**The exercise**
Your answer should be a single number: the count of lines holding the word "上海交通大学附属中学闵行分校".

(Stored records)

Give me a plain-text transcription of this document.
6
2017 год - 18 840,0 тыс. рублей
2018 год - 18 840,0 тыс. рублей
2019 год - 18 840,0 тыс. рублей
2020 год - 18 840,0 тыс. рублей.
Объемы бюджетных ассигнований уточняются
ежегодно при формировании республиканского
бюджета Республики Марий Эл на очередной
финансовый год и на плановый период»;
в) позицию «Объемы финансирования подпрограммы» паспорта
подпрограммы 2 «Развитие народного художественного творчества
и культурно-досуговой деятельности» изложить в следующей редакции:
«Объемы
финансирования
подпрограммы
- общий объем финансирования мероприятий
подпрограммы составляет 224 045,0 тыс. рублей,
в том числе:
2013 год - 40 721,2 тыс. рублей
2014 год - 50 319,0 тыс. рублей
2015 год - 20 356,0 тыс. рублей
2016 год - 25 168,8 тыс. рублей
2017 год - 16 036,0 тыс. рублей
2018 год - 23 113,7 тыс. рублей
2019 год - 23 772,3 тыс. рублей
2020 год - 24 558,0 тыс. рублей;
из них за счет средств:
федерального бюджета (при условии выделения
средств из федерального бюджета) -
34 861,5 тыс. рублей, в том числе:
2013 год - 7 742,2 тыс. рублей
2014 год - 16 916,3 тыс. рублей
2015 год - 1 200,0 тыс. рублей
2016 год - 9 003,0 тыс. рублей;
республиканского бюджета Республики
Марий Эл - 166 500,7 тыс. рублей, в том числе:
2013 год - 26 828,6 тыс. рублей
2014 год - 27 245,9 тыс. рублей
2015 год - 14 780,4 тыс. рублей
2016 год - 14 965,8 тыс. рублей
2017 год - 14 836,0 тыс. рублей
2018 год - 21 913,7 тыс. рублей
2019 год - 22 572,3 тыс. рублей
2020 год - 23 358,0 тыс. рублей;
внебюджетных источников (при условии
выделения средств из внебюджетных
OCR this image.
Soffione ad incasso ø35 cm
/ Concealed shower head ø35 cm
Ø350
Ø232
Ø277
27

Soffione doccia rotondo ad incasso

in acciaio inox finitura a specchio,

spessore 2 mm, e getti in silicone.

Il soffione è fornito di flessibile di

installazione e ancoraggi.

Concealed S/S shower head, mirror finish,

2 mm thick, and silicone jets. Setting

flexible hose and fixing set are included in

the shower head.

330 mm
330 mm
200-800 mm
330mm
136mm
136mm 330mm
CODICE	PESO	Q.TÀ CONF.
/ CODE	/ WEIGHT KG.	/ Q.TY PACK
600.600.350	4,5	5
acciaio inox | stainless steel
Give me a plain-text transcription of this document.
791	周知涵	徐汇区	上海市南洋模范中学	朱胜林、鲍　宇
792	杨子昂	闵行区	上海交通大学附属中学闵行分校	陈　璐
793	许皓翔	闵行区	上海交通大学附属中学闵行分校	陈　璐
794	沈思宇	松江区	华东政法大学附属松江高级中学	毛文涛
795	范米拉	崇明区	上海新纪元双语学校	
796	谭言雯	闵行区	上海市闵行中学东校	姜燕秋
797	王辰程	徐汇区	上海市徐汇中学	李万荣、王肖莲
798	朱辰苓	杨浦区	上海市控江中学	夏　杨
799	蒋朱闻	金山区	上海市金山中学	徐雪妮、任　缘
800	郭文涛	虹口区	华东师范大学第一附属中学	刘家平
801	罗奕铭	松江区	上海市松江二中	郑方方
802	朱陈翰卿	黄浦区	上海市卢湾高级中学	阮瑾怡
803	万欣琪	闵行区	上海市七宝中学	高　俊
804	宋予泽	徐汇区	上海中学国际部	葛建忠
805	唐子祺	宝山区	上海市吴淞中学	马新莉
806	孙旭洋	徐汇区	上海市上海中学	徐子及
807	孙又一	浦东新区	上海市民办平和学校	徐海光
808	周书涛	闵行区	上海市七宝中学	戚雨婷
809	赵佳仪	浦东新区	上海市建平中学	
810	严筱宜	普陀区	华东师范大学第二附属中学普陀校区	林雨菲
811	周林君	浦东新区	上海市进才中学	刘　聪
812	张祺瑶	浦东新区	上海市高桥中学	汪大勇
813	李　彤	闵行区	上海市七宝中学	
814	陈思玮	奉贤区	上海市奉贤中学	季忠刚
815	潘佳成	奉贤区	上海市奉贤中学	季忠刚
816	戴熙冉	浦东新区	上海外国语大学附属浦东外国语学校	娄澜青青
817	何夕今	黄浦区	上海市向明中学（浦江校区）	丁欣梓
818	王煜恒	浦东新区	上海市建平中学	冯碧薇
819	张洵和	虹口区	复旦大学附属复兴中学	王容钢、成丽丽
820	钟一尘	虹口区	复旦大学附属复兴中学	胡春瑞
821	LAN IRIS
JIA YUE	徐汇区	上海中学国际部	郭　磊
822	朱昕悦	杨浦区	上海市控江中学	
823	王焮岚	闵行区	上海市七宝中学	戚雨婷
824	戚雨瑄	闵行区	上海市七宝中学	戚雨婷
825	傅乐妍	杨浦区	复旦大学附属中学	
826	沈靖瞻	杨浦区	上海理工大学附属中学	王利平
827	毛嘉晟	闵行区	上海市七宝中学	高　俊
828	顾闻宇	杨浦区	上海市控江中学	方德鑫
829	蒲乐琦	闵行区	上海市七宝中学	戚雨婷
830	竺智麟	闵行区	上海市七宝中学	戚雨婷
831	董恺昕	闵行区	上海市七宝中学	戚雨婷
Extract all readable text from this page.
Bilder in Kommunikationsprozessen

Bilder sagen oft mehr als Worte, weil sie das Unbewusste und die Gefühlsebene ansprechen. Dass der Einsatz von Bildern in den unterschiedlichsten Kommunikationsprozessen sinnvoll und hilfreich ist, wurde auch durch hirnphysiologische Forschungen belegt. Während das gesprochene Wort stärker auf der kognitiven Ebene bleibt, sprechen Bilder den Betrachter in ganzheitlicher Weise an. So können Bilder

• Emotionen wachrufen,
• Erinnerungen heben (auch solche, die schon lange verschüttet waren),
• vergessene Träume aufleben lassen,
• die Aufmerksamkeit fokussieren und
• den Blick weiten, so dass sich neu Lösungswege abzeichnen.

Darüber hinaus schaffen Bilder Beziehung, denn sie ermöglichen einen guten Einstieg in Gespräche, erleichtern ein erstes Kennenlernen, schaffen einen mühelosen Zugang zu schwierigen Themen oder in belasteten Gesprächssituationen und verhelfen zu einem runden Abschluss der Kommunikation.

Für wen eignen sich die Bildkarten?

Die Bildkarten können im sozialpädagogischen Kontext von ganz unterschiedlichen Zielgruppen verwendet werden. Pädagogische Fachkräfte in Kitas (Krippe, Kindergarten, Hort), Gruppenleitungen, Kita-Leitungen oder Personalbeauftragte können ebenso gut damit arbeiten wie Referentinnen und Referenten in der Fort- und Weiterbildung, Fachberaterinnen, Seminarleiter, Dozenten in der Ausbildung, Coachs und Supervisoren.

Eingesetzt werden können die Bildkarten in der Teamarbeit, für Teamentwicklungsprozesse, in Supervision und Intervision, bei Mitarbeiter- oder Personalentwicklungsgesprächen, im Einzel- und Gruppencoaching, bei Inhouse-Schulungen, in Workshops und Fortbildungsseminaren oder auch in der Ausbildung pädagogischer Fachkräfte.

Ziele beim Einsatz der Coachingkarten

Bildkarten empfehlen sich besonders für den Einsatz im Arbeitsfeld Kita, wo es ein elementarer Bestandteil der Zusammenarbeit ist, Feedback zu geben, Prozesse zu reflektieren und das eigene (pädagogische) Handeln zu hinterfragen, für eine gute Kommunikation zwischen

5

**Solution to this exercise**
2